All of the material below is to be returned exactly.
---- Listed records
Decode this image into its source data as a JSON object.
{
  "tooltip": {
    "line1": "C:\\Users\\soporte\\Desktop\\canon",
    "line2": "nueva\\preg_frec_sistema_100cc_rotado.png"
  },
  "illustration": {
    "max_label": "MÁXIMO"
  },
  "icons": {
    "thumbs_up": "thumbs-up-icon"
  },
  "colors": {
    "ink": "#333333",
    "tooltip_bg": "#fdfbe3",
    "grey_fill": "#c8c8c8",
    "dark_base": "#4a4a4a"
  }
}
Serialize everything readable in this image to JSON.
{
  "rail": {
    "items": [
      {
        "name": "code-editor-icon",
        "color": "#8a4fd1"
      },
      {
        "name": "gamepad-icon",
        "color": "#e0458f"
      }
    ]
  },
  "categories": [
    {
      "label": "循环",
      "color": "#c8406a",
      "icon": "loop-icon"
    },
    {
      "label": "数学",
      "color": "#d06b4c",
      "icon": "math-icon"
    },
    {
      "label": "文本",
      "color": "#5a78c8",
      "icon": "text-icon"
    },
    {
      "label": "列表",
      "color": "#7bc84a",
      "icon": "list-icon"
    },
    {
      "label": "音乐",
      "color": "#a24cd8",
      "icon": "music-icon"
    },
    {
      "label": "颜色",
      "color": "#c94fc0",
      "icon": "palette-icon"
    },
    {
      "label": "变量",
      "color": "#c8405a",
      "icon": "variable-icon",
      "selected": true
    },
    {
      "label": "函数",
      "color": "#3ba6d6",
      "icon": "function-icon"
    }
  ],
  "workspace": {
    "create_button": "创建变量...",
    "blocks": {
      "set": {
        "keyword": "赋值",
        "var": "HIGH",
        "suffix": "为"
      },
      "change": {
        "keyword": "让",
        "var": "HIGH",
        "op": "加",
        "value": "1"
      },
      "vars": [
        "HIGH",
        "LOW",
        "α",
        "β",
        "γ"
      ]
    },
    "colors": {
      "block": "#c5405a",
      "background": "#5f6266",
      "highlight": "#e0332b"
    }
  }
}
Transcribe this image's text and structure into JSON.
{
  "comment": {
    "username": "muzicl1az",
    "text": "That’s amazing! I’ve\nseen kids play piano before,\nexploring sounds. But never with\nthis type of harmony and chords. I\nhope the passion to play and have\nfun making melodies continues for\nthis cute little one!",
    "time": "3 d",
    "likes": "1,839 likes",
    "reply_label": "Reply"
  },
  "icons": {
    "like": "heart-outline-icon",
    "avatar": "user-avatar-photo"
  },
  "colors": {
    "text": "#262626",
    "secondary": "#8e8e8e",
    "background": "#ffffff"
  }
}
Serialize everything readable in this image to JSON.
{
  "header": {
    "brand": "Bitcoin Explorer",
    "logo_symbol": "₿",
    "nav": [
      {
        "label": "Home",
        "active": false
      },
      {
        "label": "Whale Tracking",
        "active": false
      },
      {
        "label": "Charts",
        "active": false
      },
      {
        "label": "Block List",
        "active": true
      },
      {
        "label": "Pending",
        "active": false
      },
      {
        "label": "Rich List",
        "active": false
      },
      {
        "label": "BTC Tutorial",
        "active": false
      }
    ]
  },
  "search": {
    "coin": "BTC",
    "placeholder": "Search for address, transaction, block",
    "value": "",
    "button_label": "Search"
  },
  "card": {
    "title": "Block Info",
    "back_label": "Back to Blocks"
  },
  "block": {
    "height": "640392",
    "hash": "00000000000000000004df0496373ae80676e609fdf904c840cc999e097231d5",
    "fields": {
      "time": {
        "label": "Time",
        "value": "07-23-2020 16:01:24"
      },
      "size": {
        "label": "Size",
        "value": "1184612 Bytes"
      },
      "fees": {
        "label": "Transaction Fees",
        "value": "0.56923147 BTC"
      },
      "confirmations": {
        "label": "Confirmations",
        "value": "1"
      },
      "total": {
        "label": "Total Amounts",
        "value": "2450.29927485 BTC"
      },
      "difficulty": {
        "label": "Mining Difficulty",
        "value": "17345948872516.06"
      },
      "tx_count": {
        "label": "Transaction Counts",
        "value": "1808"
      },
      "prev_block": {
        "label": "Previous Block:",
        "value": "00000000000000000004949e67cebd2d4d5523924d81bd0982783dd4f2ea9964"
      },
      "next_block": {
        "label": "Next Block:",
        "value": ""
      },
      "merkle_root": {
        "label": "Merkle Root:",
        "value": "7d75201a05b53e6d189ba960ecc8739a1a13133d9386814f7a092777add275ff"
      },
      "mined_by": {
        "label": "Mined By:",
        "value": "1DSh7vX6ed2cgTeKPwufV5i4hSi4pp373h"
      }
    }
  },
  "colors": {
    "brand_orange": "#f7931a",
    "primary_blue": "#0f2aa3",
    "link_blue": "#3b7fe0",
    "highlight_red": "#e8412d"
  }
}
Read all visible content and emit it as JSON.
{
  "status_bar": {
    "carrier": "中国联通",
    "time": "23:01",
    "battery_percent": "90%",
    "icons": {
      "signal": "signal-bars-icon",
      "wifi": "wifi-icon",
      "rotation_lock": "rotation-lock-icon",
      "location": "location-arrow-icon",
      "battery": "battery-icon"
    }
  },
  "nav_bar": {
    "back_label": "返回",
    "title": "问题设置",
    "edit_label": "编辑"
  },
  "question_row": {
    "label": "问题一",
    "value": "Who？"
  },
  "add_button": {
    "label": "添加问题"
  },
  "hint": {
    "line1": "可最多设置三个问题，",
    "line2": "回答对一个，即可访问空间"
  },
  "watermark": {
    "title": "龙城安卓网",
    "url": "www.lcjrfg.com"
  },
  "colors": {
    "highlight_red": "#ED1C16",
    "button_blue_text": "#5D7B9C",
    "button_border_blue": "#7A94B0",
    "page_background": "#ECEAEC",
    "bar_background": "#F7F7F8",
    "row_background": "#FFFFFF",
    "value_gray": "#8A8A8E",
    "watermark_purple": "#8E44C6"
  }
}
--------
» Answer for the task:
Decode this image into its source data as a JSON object.
{
  "tooltip": {
    "line1": "C:\\Users\\soporte\\Desktop\\canon",
    "line2": "nueva\\preg_frec_sistema_100cc_rotado.png"
  },
  "illustration": {
    "max_label": "MÁXIMO"
  },
  "icons": {
    "thumbs_up": "thumbs-up-icon"
  },
  "colors": {
    "ink": "#333333",
    "tooltip_bg": "#fdfbe3",
    "grey_fill": "#c8c8c8",
    "dark_base": "#4a4a4a"
  }
}
Serialize everything readable in this image to JSON.
{
  "rail": {
    "items": [
      {
        "name": "code-editor-icon",
        "color": "#8a4fd1"
      },
      {
        "name": "gamepad-icon",
        "color": "#e0458f"
      }
    ]
  },
  "categories": [
    {
      "label": "循环",
      "color": "#c8406a",
      "icon": "loop-icon"
    },
    {
      "label": "数学",
      "color": "#d06b4c",
      "icon": "math-icon"
    },
    {
      "label": "文本",
      "color": "#5a78c8",
      "icon": "text-icon"
    },
    {
      "label": "列表",
      "color": "#7bc84a",
      "icon": "list-icon"
    },
    {
      "label": "音乐",
      "color": "#a24cd8",
      "icon": "music-icon"
    },
    {
      "label": "颜色",
      "color": "#c94fc0",
      "icon": "palette-icon"
    },
    {
      "label": "变量",
      "color": "#c8405a",
      "icon": "variable-icon",
      "selected": true
    },
    {
      "label": "函数",
      "color": "#3ba6d6",
      "icon": "function-icon"
    }
  ],
  "workspace": {
    "create_button": "创建变量...",
    "blocks": {
      "set": {
        "keyword": "赋值",
        "var": "HIGH",
        "suffix": "为"
      },
      "change": {
        "keyword": "让",
        "var": "HIGH",
        "op": "加",
        "value": "1"
      },
      "vars": [
        "HIGH",
        "LOW",
        "α",
        "β",
        "γ"
      ]
    },
    "colors": {
      "block": "#c5405a",
      "background": "#5f6266",
      "highlight": "#e0332b"
    }
  }
}
Transcribe this image's text and structure into JSON.
{
  "comment": {
    "username": "muzicl1az",
    "text": "That’s amazing! I’ve\nseen kids play piano before,\nexploring sounds. But never with\nthis type of harmony and chords. I\nhope the passion to play and have\nfun making melodies continues for\nthis cute little one!",
    "time": "3 d",
    "likes": "1,839 likes",
    "reply_label": "Reply"
  },
  "icons": {
    "like": "heart-outline-icon",
    "avatar": "user-avatar-photo"
  },
  "colors": {
    "text": "#262626",
    "secondary": "#8e8e8e",
    "background": "#ffffff"
  }
}
Serialize everything readable in this image to JSON.
{
  "header": {
    "brand": "Bitcoin Explorer",
    "logo_symbol": "₿",
    "nav": [
      {
        "label": "Home",
        "active": false
      },
      {
        "label": "Whale Tracking",
        "active": false
      },
      {
        "label": "Charts",
        "active": false
      },
      {
        "label": "Block List",
        "active": true
      },
      {
        "label": "Pending",
        "active": false
      },
      {
        "label": "Rich List",
        "active": false
      },
      {
        "label": "BTC Tutorial",
        "active": false
      }
    ]
  },
  "search": {
    "coin": "BTC",
    "placeholder": "Search for address, transaction, block",
    "value": "",
    "button_label": "Search"
  },
  "card": {
    "title": "Block Info",
    "back_label": "Back to Blocks"
  },
  "block": {
    "height": "640392",
    "hash": "00000000000000000004df0496373ae80676e609fdf904c840cc999e097231d5",
    "fields": {
      "time": {
        "label": "Time",
        "value": "07-23-2020 16:01:24"
      },
      "size": {
        "label": "Size",
        "value": "1184612 Bytes"
      },
      "fees": {
        "label": "Transaction Fees",
        "value": "0.56923147 BTC"
      },
      "confirmations": {
        "label": "Confirmations",
        "value": "1"
      },
      "total": {
        "label": "Total Amounts",
        "value": "2450.29927485 BTC"
      },
      "difficulty": {
        "label": "Mining Difficulty",
        "value": "17345948872516.06"
      },
      "tx_count": {
        "label": "Transaction Counts",
        "value": "1808"
      },
      "prev_block": {
        "label": "Previous Block:",
        "value": "00000000000000000004949e67cebd2d4d5523924d81bd0982783dd4f2ea9964"
      },
      "next_block": {
        "label": "Next Block:",
        "value": ""
      },
      "merkle_root": {
        "label": "Merkle Root:",
        "value": "7d75201a05b53e6d189ba960ecc8739a1a13133d9386814f7a092777add275ff"
      },
      "mined_by": {
        "label": "Mined By:",
        "value": "1DSh7vX6ed2cgTeKPwufV5i4hSi4pp373h"
      }
    }
  },
  "colors": {
    "brand_orange": "#f7931a",
    "primary_blue": "#0f2aa3",
    "link_blue": "#3b7fe0",
    "highlight_red": "#e8412d"
  }
}
Read all visible content and emit it as JSON.
{
  "status_bar": {
    "carrier": "中国联通",
    "time": "23:01",
    "battery_percent": "90%",
    "icons": {
      "signal": "signal-bars-icon",
      "wifi": "wifi-icon",
      "rotation_lock": "rotation-lock-icon",
      "location": "location-arrow-icon",
      "battery": "battery-icon"
    }
  },
  "nav_bar": {
    "back_label": "返回",
    "title": "问题设置",
    "edit_label": "编辑"
  },
  "question_row": {
    "label": "问题一",
    "value": "Who？"
  },
  "add_button": {
    "label": "添加问题"
  },
  "hint": {
    "line1": "可最多设置三个问题，",
    "line2": "回答对一个，即可访问空间"
  },
  "watermark": {
    "title": "龙城安卓网",
    "url": "www.lcjrfg.com"
  },
  "colors": {
    "highlight_red": "#ED1C16",
    "button_blue_text": "#5D7B9C",
    "button_border_blue": "#7A94B0",
    "page_background": "#ECEAEC",
    "bar_background": "#F7F7F8",
    "row_background": "#FFFFFF",
    "value_gray": "#8A8A8E",
    "watermark_purple": "#8E44C6"
  }
}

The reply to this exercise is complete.